Material provided:

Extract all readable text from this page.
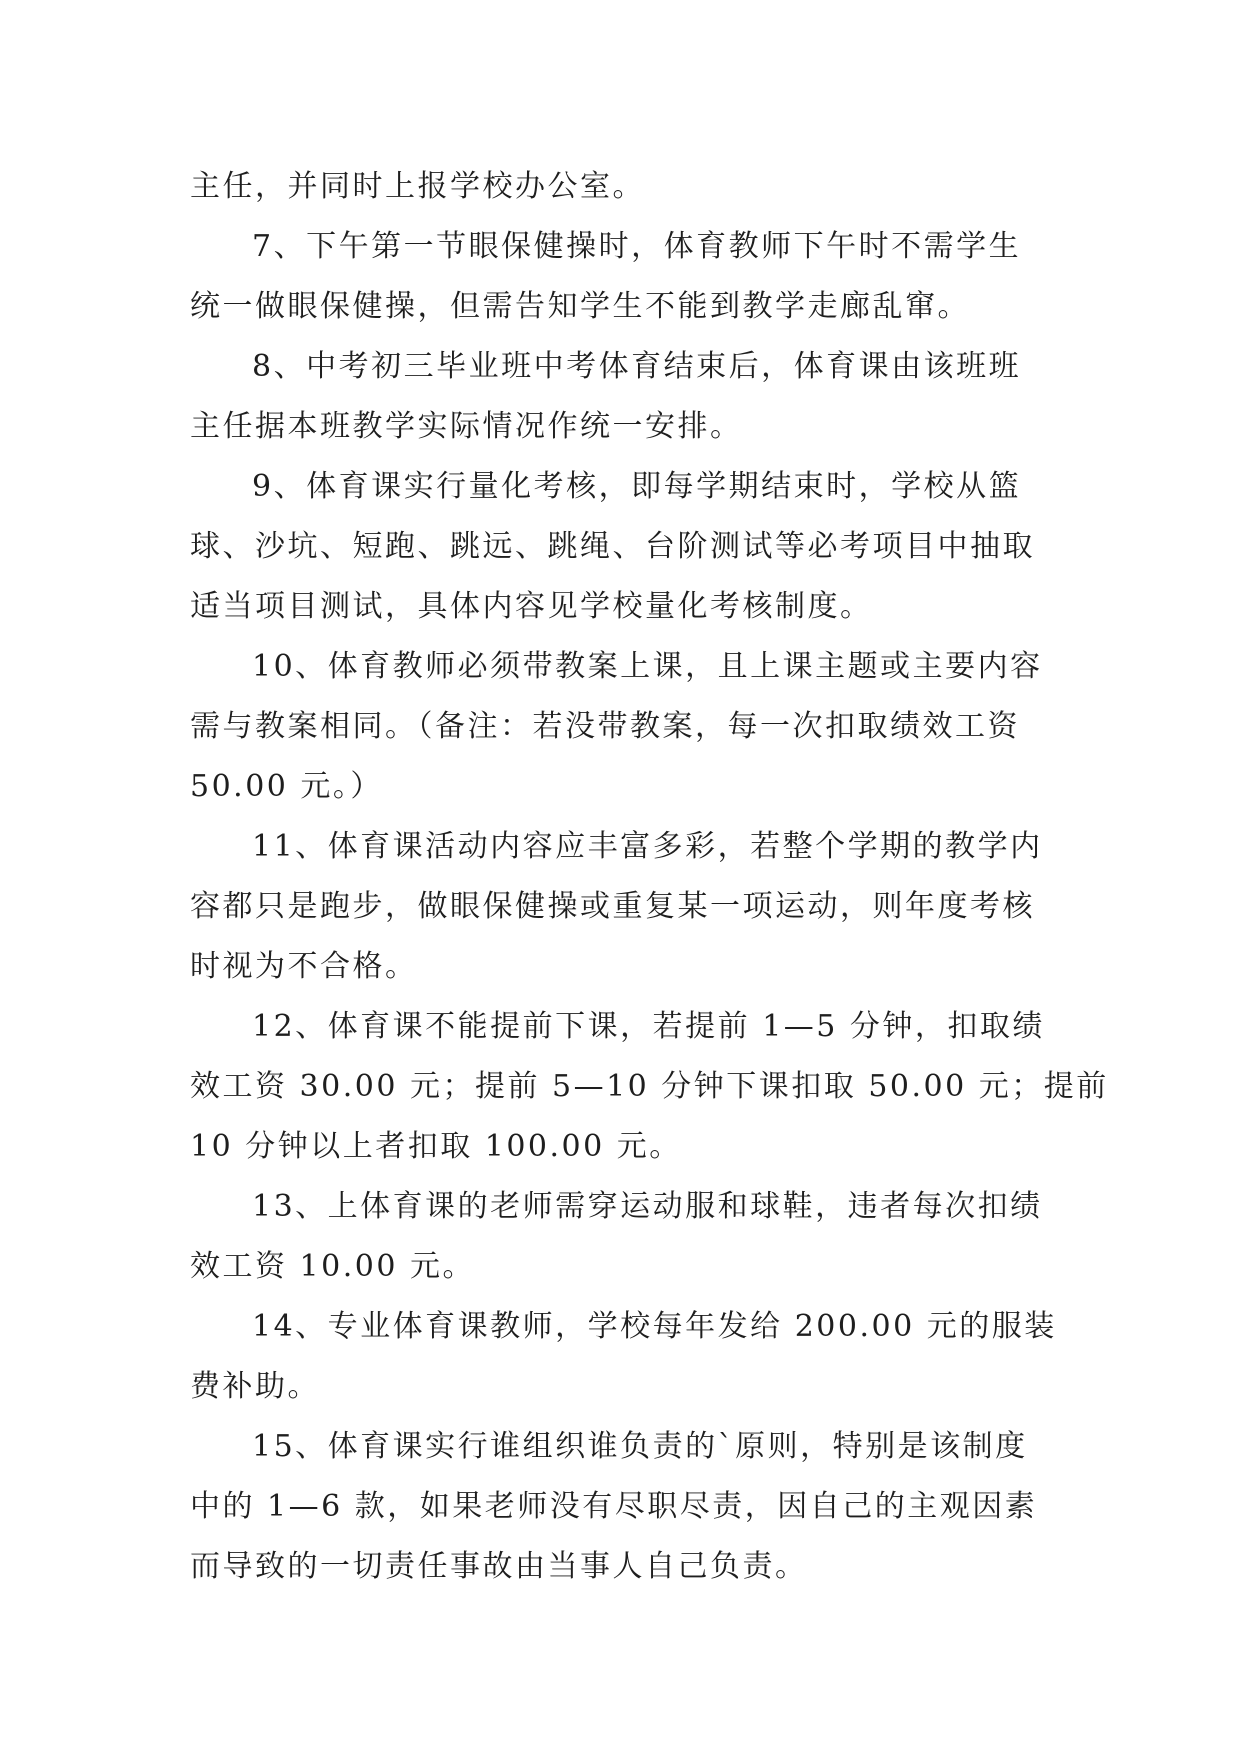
主任，并同时上报学校办公室。
7、下午第一节眼保健操时，体育教师下午时不需学生
统一做眼保健操，但需告知学生不能到教学走廊乱窜。
8、中考初三毕业班中考体育结束后，体育课由该班班
主任据本班教学实际情况作统一安排。
9、体育课实行量化考核，即每学期结束时，学校从篮
球、沙坑、短跑、跳远、跳绳、台阶测试等必考项目中抽取
适当项目测试，具体内容见学校量化考核制度。
10、体育教师必须带教案上课，且上课主题或主要内容
需与教案相同。（备注：若没带教案，每一次扣取绩效工资
50.00 元。）
11、体育课活动内容应丰富多彩，若整个学期的教学内
容都只是跑步，做眼保健操或重复某一项运动，则年度考核
时视为不合格。
12、体育课不能提前下课，若提前 1—5 分钟，扣取绩
效工资 30.00 元；提前 5—10 分钟下课扣取 50.00 元；提前
10 分钟以上者扣取 100.00 元。
13、上体育课的老师需穿运动服和球鞋，违者每次扣绩
效工资 10.00 元。
14、专业体育课教师，学校每年发给 200.00 元的服装
费补助。
15、体育课实行谁组织谁负责的`原则，特别是该制度
中的 1—6 款，如果老师没有尽职尽责，因自己的主观因素
而导致的一切责任事故由当事人自己负责。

What you need to do: Write out each line of the data exactly; the images should be left out.

Answer for this exercise:
Extract all readable text from this page.
主任，并同时上报学校办公室。
7、下午第一节眼保健操时，体育教师下午时不需学生
统一做眼保健操，但需告知学生不能到教学走廊乱窜。
8、中考初三毕业班中考体育结束后，体育课由该班班
主任据本班教学实际情况作统一安排。
9、体育课实行量化考核，即每学期结束时，学校从篮
球、沙坑、短跑、跳远、跳绳、台阶测试等必考项目中抽取
适当项目测试，具体内容见学校量化考核制度。
10、体育教师必须带教案上课，且上课主题或主要内容
需与教案相同。（备注：若没带教案，每一次扣取绩效工资
50.00 元。）
11、体育课活动内容应丰富多彩，若整个学期的教学内
容都只是跑步，做眼保健操或重复某一项运动，则年度考核
时视为不合格。
12、体育课不能提前下课，若提前 1—5 分钟，扣取绩
效工资 30.00 元；提前 5—10 分钟下课扣取 50.00 元；提前
10 分钟以上者扣取 100.00 元。
13、上体育课的老师需穿运动服和球鞋，违者每次扣绩
效工资 10.00 元。
14、专业体育课教师，学校每年发给 200.00 元的服装
费补助。
15、体育课实行谁组织谁负责的`原则，特别是该制度
中的 1—6 款，如果老师没有尽职尽责，因自己的主观因素
而导致的一切责任事故由当事人自己负责。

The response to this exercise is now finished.